━━ GIVEN DATA ━━

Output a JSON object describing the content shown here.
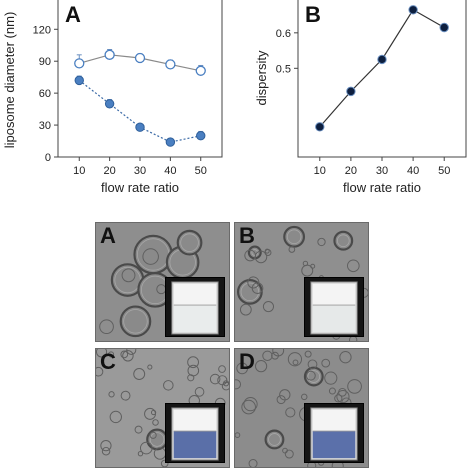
{
  "figure": {
    "panel_a_letter": "A",
    "panel_b_letter": "B",
    "micrographs": [
      {
        "label": "A",
        "vial_liquid": "milky white",
        "liquid_color": "#e9ecec"
      },
      {
        "label": "B",
        "vial_liquid": "milky white",
        "liquid_color": "#e6e9e9"
      },
      {
        "label": "C",
        "vial_liquid": "translucent blue",
        "liquid_color": "#5a6fa8"
      },
      {
        "label": "D",
        "vial_liquid": "translucent blue",
        "liquid_color": "#5b70aa"
      }
    ]
  },
  "chart_data": [
    {
      "type": "line",
      "panel": "A",
      "ylabel": "liposome diameter (nm)",
      "xlabel": "flow rate ratio",
      "x": [
        10,
        20,
        30,
        40,
        50
      ],
      "xticks": [
        "10",
        "20",
        "30",
        "40",
        "50"
      ],
      "yticks": [
        "0",
        "30",
        "60",
        "90",
        "120"
      ],
      "ylim": [
        0,
        140
      ],
      "xlim": [
        3,
        57
      ],
      "grid": false,
      "legend": "none",
      "series": [
        {
          "marker": "open-circle",
          "line": "solid",
          "color": "#4a7fc1",
          "values": [
            88,
            96,
            93,
            87,
            81
          ],
          "errors": [
            8,
            5,
            4,
            4,
            5
          ]
        },
        {
          "marker": "filled-circle",
          "line": "dotted",
          "color": "#4a7fc1",
          "values": [
            72,
            50,
            28,
            14,
            20
          ],
          "errors": [
            4,
            4,
            3,
            2,
            4
          ]
        }
      ]
    },
    {
      "type": "line",
      "panel": "B",
      "ylabel": "dispersity",
      "xlabel": "flow rate ratio",
      "x": [
        10,
        20,
        30,
        40,
        50
      ],
      "xticks": [
        "10",
        "20",
        "30",
        "40",
        "50"
      ],
      "yticks": [
        "0.5",
        "0.6"
      ],
      "ylim": [
        0.25,
        0.67
      ],
      "xlim": [
        3,
        57
      ],
      "grid": false,
      "legend": "none",
      "series": [
        {
          "marker": "filled-circle",
          "line": "solid",
          "color": "#0d1f3f",
          "values": [
            0.335,
            0.435,
            0.525,
            0.665,
            0.615
          ],
          "errors": [
            0.01,
            0.01,
            0.01,
            0.01,
            0.01
          ]
        }
      ]
    }
  ]
}
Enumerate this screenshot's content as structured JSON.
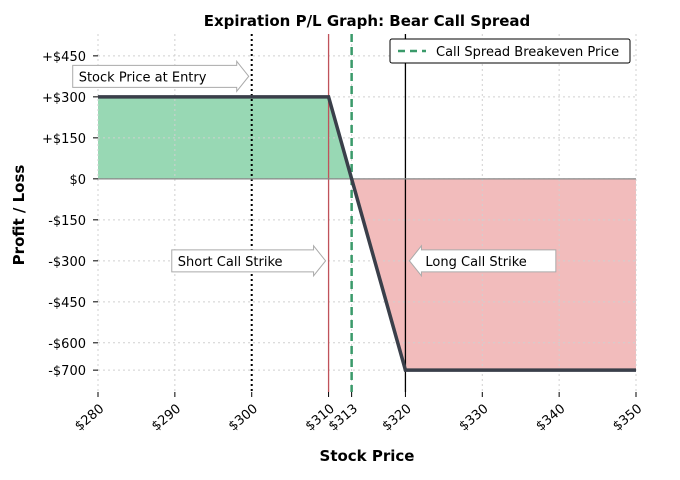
{
  "chart_data": {
    "type": "area",
    "title": "Expiration P/L Graph: Bear Call Spread",
    "xlabel": "Stock Price",
    "ylabel": "Profit / Loss",
    "xlim": [
      280,
      350
    ],
    "ylim": [
      -780,
      530
    ],
    "x_ticks": [
      280,
      290,
      300,
      310,
      313,
      320,
      330,
      340,
      350
    ],
    "x_tick_labels": [
      "$280",
      "$290",
      "$300",
      "$310",
      "$313",
      "$320",
      "$330",
      "$340",
      "$350"
    ],
    "y_ticks": [
      450,
      300,
      150,
      0,
      -150,
      -300,
      -450,
      -600,
      -700
    ],
    "y_tick_labels": [
      "+$450",
      "+$300",
      "+$150",
      "$0",
      "-$150",
      "-$300",
      "-$450",
      "-$600",
      "-$700"
    ],
    "grid": true,
    "series": [
      {
        "x": [
          280,
          310,
          320,
          350
        ],
        "y": [
          300,
          300,
          -700,
          -700
        ],
        "color": "#3a3f4a"
      }
    ],
    "profit_color": "#98d8b4",
    "loss_color": "#f2bcbc",
    "vertical_lines": [
      {
        "x": 300,
        "style": "dotted",
        "color": "#000000"
      },
      {
        "x": 310,
        "style": "solid",
        "color": "#c0525a"
      },
      {
        "x": 313,
        "style": "dashed",
        "color": "#3a9a6a"
      },
      {
        "x": 320,
        "style": "solid",
        "color": "#000000"
      }
    ],
    "annotations": [
      {
        "text": "Stock Price at Entry",
        "x": 300,
        "y": 375,
        "arrow": "right"
      },
      {
        "text": "Short Call Strike",
        "x": 310,
        "y": -300,
        "arrow": "right"
      },
      {
        "text": "Long Call Strike",
        "x": 320,
        "y": -300,
        "arrow": "left"
      }
    ],
    "legend": {
      "position": "top-right",
      "entries": [
        {
          "label": "Call Spread Breakeven Price",
          "style": "dashed",
          "color": "#3a9a6a"
        }
      ]
    }
  }
}
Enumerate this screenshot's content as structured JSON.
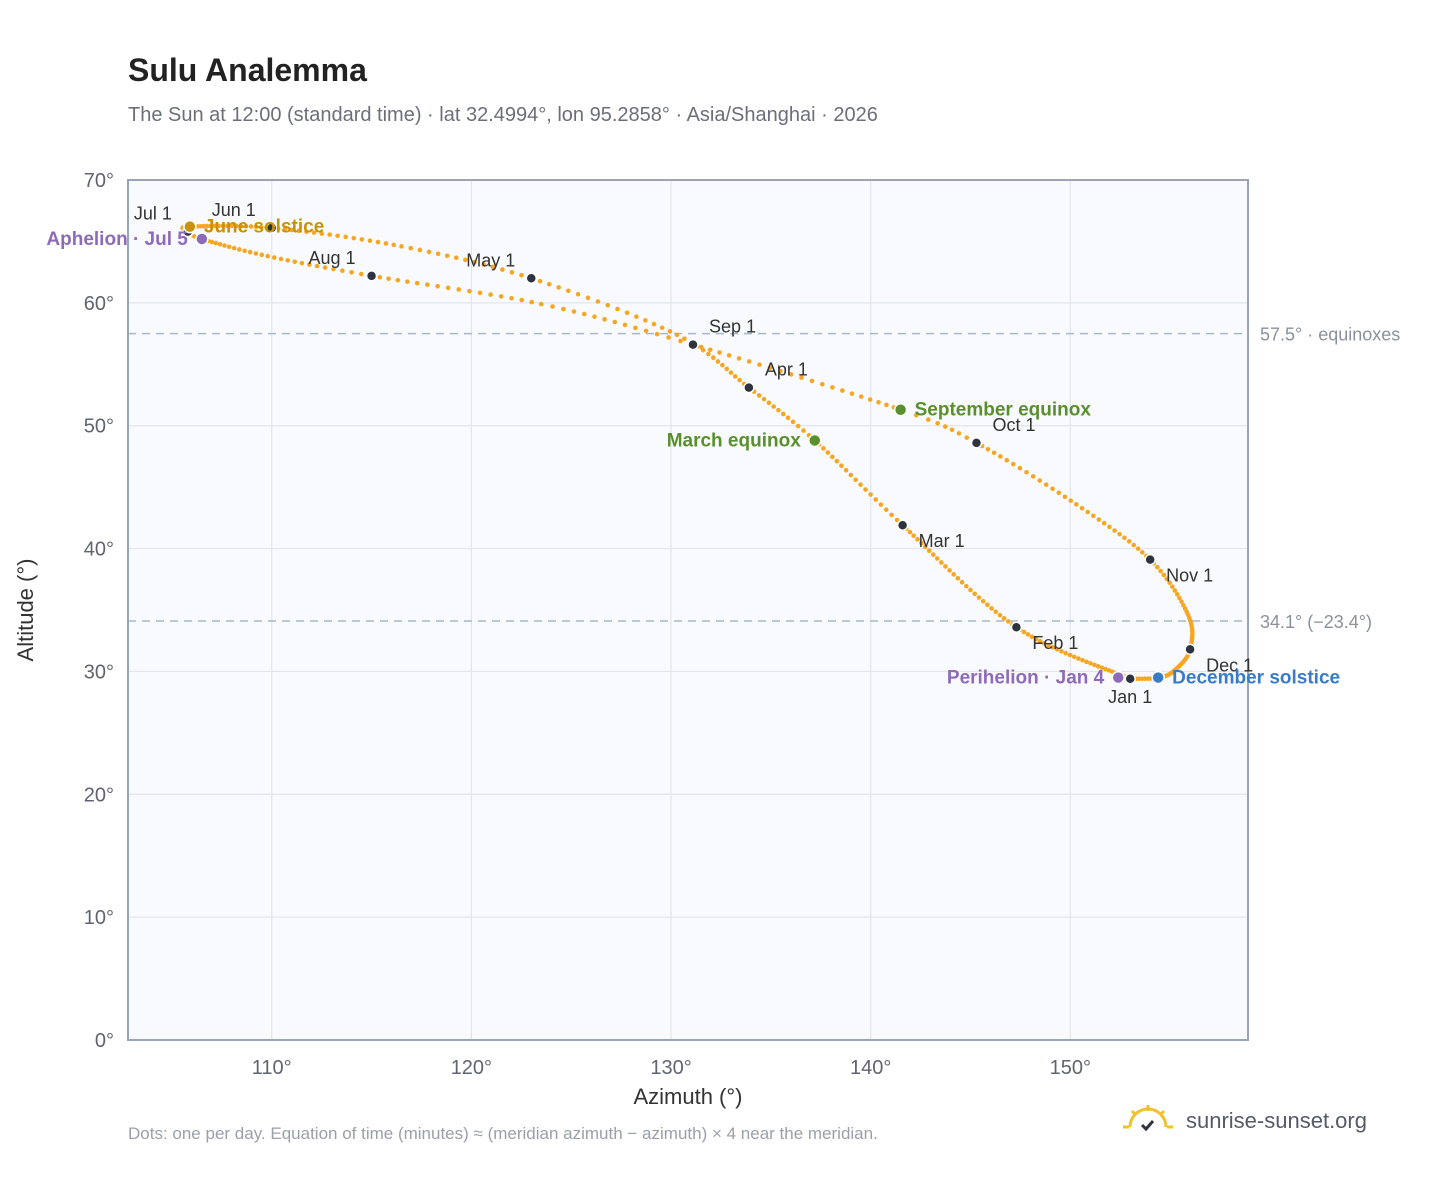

━━━

> _PROBLEM DESCRIPTION_
Will you set down the records word for word while leaving out every picture?

> _FULL SOLUTION_
Output a JSON object describing the content shown here.
{
  "figure": {
    "panel_a_letter": "A",
    "panel_b_letter": "B",
    "micrographs": [
      {
        "label": "A",
        "vial_liquid": "milky white",
        "liquid_color": "#e9ecec"
      },
      {
        "label": "B",
        "vial_liquid": "milky white",
        "liquid_color": "#e6e9e9"
      },
      {
        "label": "C",
        "vial_liquid": "translucent blue",
        "liquid_color": "#5a6fa8"
      },
      {
        "label": "D",
        "vial_liquid": "translucent blue",
        "liquid_color": "#5b70aa"
      }
    ]
  },
  "chart_data": [
    {
      "type": "line",
      "panel": "A",
      "ylabel": "liposome diameter (nm)",
      "xlabel": "flow rate ratio",
      "x": [
        10,
        20,
        30,
        40,
        50
      ],
      "xticks": [
        "10",
        "20",
        "30",
        "40",
        "50"
      ],
      "yticks": [
        "0",
        "30",
        "60",
        "90",
        "120"
      ],
      "ylim": [
        0,
        140
      ],
      "xlim": [
        3,
        57
      ],
      "grid": false,
      "legend": "none",
      "series": [
        {
          "marker": "open-circle",
          "line": "solid",
          "color": "#4a7fc1",
          "values": [
            88,
            96,
            93,
            87,
            81
          ],
          "errors": [
            8,
            5,
            4,
            4,
            5
          ]
        },
        {
          "marker": "filled-circle",
          "line": "dotted",
          "color": "#4a7fc1",
          "values": [
            72,
            50,
            28,
            14,
            20
          ],
          "errors": [
            4,
            4,
            3,
            2,
            4
          ]
        }
      ]
    },
    {
      "type": "line",
      "panel": "B",
      "ylabel": "dispersity",
      "xlabel": "flow rate ratio",
      "x": [
        10,
        20,
        30,
        40,
        50
      ],
      "xticks": [
        "10",
        "20",
        "30",
        "40",
        "50"
      ],
      "yticks": [
        "0.5",
        "0.6"
      ],
      "ylim": [
        0.25,
        0.67
      ],
      "xlim": [
        3,
        57
      ],
      "grid": false,
      "legend": "none",
      "series": [
        {
          "marker": "filled-circle",
          "line": "solid",
          "color": "#0d1f3f",
          "values": [
            0.335,
            0.435,
            0.525,
            0.665,
            0.615
          ],
          "errors": [
            0.01,
            0.01,
            0.01,
            0.01,
            0.01
          ]
        }
      ]
    }
  ]
}
Enumerate this screenshot's content as structured JSON.
{
  "chart_data": {
    "type": "area",
    "title": "Expiration P/L Graph: Bear Call Spread",
    "xlabel": "Stock Price",
    "ylabel": "Profit / Loss",
    "xlim": [
      280,
      350
    ],
    "ylim": [
      -780,
      530
    ],
    "x_ticks": [
      280,
      290,
      300,
      310,
      313,
      320,
      330,
      340,
      350
    ],
    "x_tick_labels": [
      "$280",
      "$290",
      "$300",
      "$310",
      "$313",
      "$320",
      "$330",
      "$340",
      "$350"
    ],
    "y_ticks": [
      450,
      300,
      150,
      0,
      -150,
      -300,
      -450,
      -600,
      -700
    ],
    "y_tick_labels": [
      "+$450",
      "+$300",
      "+$150",
      "$0",
      "-$150",
      "-$300",
      "-$450",
      "-$600",
      "-$700"
    ],
    "grid": true,
    "series": [
      {
        "x": [
          280,
          310,
          320,
          350
        ],
        "y": [
          300,
          300,
          -700,
          -700
        ],
        "color": "#3a3f4a"
      }
    ],
    "profit_color": "#98d8b4",
    "loss_color": "#f2bcbc",
    "vertical_lines": [
      {
        "x": 300,
        "style": "dotted",
        "color": "#000000"
      },
      {
        "x": 310,
        "style": "solid",
        "color": "#c0525a"
      },
      {
        "x": 313,
        "style": "dashed",
        "color": "#3a9a6a"
      },
      {
        "x": 320,
        "style": "solid",
        "color": "#000000"
      }
    ],
    "annotations": [
      {
        "text": "Stock Price at Entry",
        "x": 300,
        "y": 375,
        "arrow": "right"
      },
      {
        "text": "Short Call Strike",
        "x": 310,
        "y": -300,
        "arrow": "right"
      },
      {
        "text": "Long Call Strike",
        "x": 320,
        "y": -300,
        "arrow": "left"
      }
    ],
    "legend": {
      "position": "top-right",
      "entries": [
        {
          "label": "Call Spread Breakeven Price",
          "style": "dashed",
          "color": "#3a9a6a"
        }
      ]
    }
  }
}
Enumerate this screenshot's content as structured JSON.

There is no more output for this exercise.